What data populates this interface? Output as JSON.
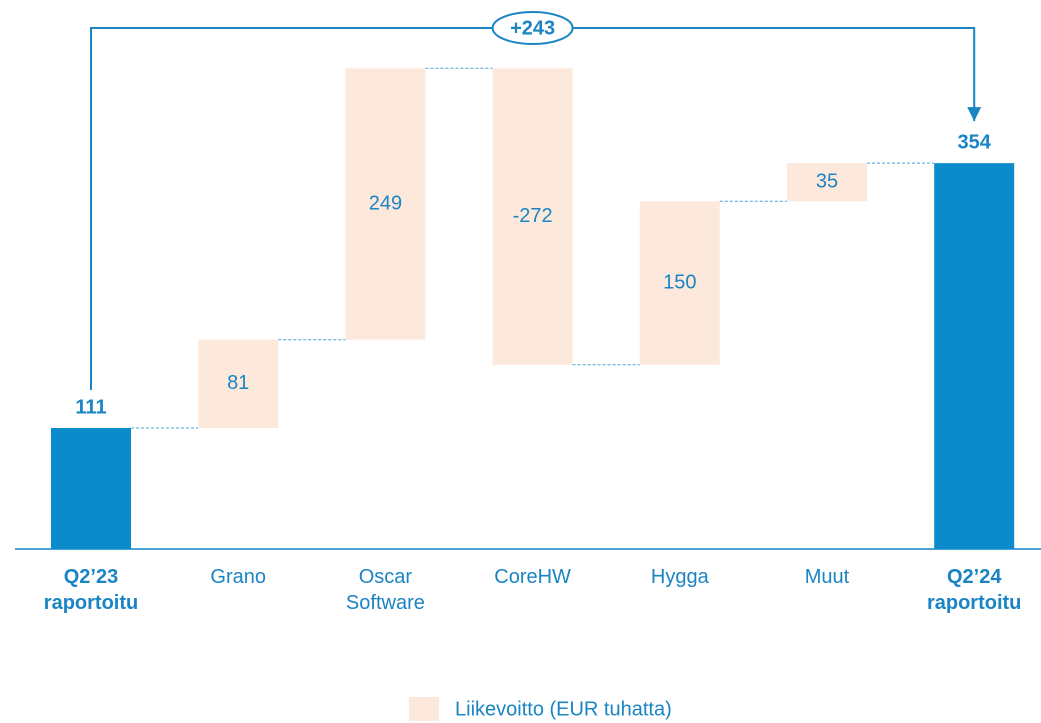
{
  "chart_data": {
    "type": "waterfall",
    "categories": [
      "Q2’23 raportoitu",
      "Grano",
      "Oscar Software",
      "CoreHW",
      "Hygga",
      "Muut",
      "Q2’24 raportoitu"
    ],
    "values": [
      111,
      81,
      249,
      -272,
      150,
      35,
      354
    ],
    "is_total": [
      true,
      false,
      false,
      false,
      false,
      false,
      true
    ],
    "color": "#fde9dc",
    "total_color": "#0b8bc9",
    "annotation": "+243",
    "legend": "Liikevoitto (EUR tuhatta)"
  }
}
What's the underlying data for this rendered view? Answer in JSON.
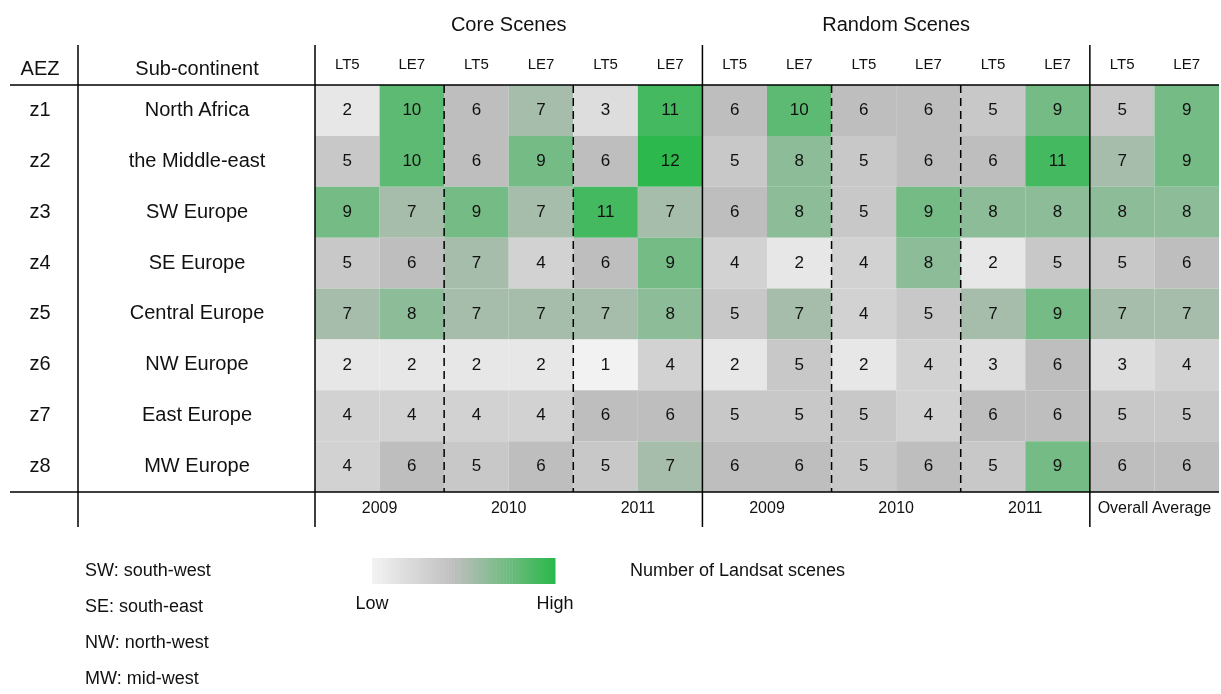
{
  "chart_data": {
    "type": "heatmap",
    "clabel": "Number of Landsat scenes",
    "categories": [
      "LT5",
      "LE7",
      "LT5",
      "LE7",
      "LT5",
      "LE7",
      "LT5",
      "LE7",
      "LT5",
      "LE7",
      "LT5",
      "LE7",
      "LT5",
      "LE7"
    ],
    "y_categories": [
      "North Africa",
      "the Middle-east",
      "SW Europe",
      "SE Europe",
      "Central Europe",
      "NW Europe",
      "East Europe",
      "MW Europe"
    ],
    "y2_categories": [
      "z1",
      "z2",
      "z3",
      "z4",
      "z5",
      "z6",
      "z7",
      "z8"
    ],
    "cells": [
      [
        2,
        10,
        6,
        7,
        3,
        11,
        6,
        10,
        6,
        6,
        5,
        9,
        5,
        9
      ],
      [
        5,
        10,
        6,
        9,
        6,
        12,
        5,
        8,
        5,
        6,
        6,
        11,
        7,
        9
      ],
      [
        9,
        7,
        9,
        7,
        11,
        7,
        6,
        8,
        5,
        9,
        8,
        8,
        8,
        8
      ],
      [
        5,
        6,
        7,
        4,
        6,
        9,
        4,
        2,
        4,
        8,
        2,
        5,
        5,
        6
      ],
      [
        7,
        8,
        7,
        7,
        7,
        8,
        5,
        7,
        4,
        5,
        7,
        9,
        7,
        7
      ],
      [
        2,
        2,
        2,
        2,
        1,
        4,
        2,
        5,
        2,
        4,
        3,
        6,
        3,
        4
      ],
      [
        4,
        4,
        4,
        4,
        6,
        6,
        5,
        5,
        5,
        4,
        6,
        6,
        5,
        5
      ],
      [
        4,
        6,
        5,
        6,
        5,
        7,
        6,
        6,
        5,
        6,
        5,
        9,
        6,
        6
      ]
    ],
    "clim": [
      1,
      12
    ],
    "cticks": [
      {
        "value": 1,
        "label": "Low"
      },
      {
        "value": 12,
        "label": "High"
      }
    ],
    "data_labels": true,
    "annotations": [
      "AEZ",
      "Sub-continent",
      "Core Scenes",
      "Random Scenes",
      "2009",
      "2010",
      "2011",
      "2009",
      "2010",
      "2011",
      "Overall Average",
      "SW: south-west",
      "SE: south-east",
      "NW: north-west",
      "MW: mid-west"
    ]
  }
}
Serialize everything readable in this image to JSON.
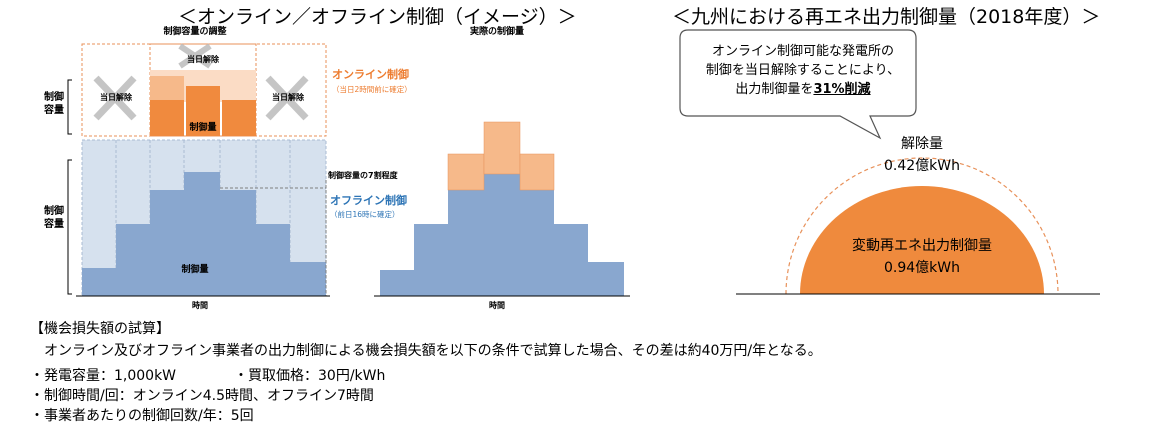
{
  "left_title": "＜オンライン／オフライン制御（イメージ）＞",
  "right_title": "＜九州における再エネ出力制御量（2018年度）＞",
  "left_diagram": {
    "section_title_left": "制御容量の調整",
    "section_title_right": "実際の制御量",
    "axis_label_upper": "制御\n容量",
    "axis_label_lower": "制御\n容量",
    "x_label_left": "時間",
    "x_label_right": "時間",
    "released_label": "当日解除",
    "control_amount_label": "制御量",
    "online_label": "オンライン制御",
    "online_sub": "（当日2時間前に確定）",
    "offline_label": "オフライン制御",
    "offline_sub": "（前日16時に確定）",
    "seventy_label": "制御容量の7割程度",
    "colors": {
      "orange": "#F08A3E",
      "light_orange": "#F6B98A",
      "blue": "#89A7CF",
      "light_blue": "#D6E1EE",
      "dash_orange": "#E8915A"
    }
  },
  "callout": {
    "line1": "オンライン制御可能な発電所の",
    "line2": "制御を当日解除することにより、",
    "line3_pre": "出力制御量を",
    "line3_bold": "31%削減"
  },
  "dome": {
    "release_label": "解除量",
    "release_value": "0.42億kWh",
    "control_label": "変動再エネ出力制御量",
    "control_value": "0.94億kWh",
    "colors": {
      "fill": "#EF8A3D",
      "dash": "#E8915A"
    }
  },
  "notes": {
    "header": "【機会損失額の試算】",
    "summary": "オンライン及びオフライン事業者の出力制御による機会損失額を以下の条件で試算した場合、その差は約40万円/年となる。",
    "bullet1a": "・発電容量：1,000kW",
    "bullet1b": "・買取価格：30円/kWh",
    "bullet2": "・制御時間/回：オンライン4.5時間、オフライン7時間",
    "bullet3": "・事業者あたりの制御回数/年：5回"
  }
}
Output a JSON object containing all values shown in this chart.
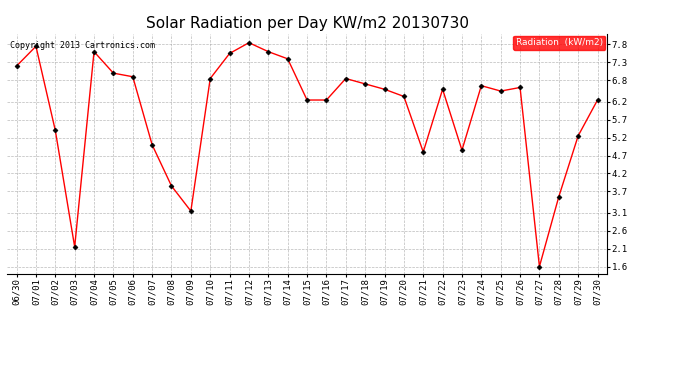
{
  "title": "Solar Radiation per Day KW/m2 20130730",
  "copyright_text": "Copyright 2013 Cartronics.com",
  "legend_label": "Radiation  (kW/m2)",
  "dates": [
    "06/30",
    "07/01",
    "07/02",
    "07/03",
    "07/04",
    "07/05",
    "07/06",
    "07/07",
    "07/08",
    "07/09",
    "07/10",
    "07/11",
    "07/12",
    "07/13",
    "07/14",
    "07/15",
    "07/16",
    "07/17",
    "07/18",
    "07/19",
    "07/20",
    "07/21",
    "07/22",
    "07/23",
    "07/24",
    "07/25",
    "07/26",
    "07/27",
    "07/28",
    "07/29",
    "07/30"
  ],
  "values": [
    7.2,
    7.75,
    5.4,
    2.15,
    7.6,
    7.0,
    6.9,
    5.0,
    3.85,
    3.15,
    6.85,
    7.55,
    7.85,
    7.6,
    7.4,
    6.25,
    6.25,
    6.85,
    6.7,
    6.55,
    6.35,
    4.8,
    6.55,
    4.85,
    6.65,
    6.5,
    6.6,
    1.6,
    3.55,
    5.25,
    6.25
  ],
  "line_color": "red",
  "marker": "D",
  "marker_color": "black",
  "marker_size": 2.5,
  "line_width": 1.0,
  "background_color": "#ffffff",
  "plot_bg_color": "#ffffff",
  "grid_color": "#aaaaaa",
  "ylim": [
    1.4,
    8.1
  ],
  "yticks": [
    1.6,
    2.1,
    2.6,
    3.1,
    3.7,
    4.2,
    4.7,
    5.2,
    5.7,
    6.2,
    6.8,
    7.3,
    7.8
  ],
  "title_fontsize": 11,
  "tick_fontsize": 6.5,
  "legend_bg": "#ff0000",
  "legend_text_color": "#ffffff"
}
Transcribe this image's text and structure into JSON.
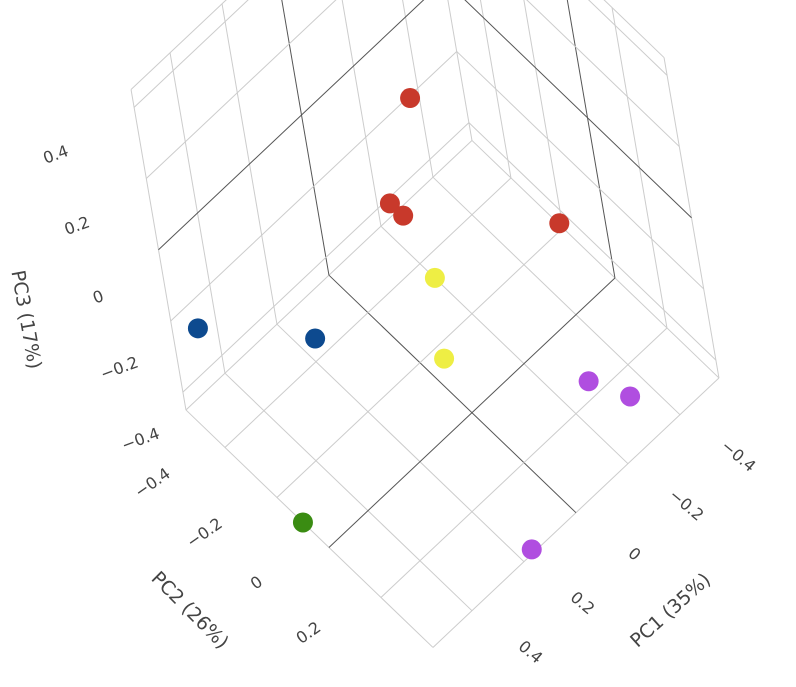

**Goal:** Identify every line above with the string "JSON" in it. Copy those lines.

**Solution to this exercise:**
What data populates this interface? Output as JSON.
What's the underlying data for this rendered view? Answer in JSON.
Serialize everything readable in this image to JSON.
Output a JSON object containing all values shown in this chart.
Transcribe this image's text and structure into JSON.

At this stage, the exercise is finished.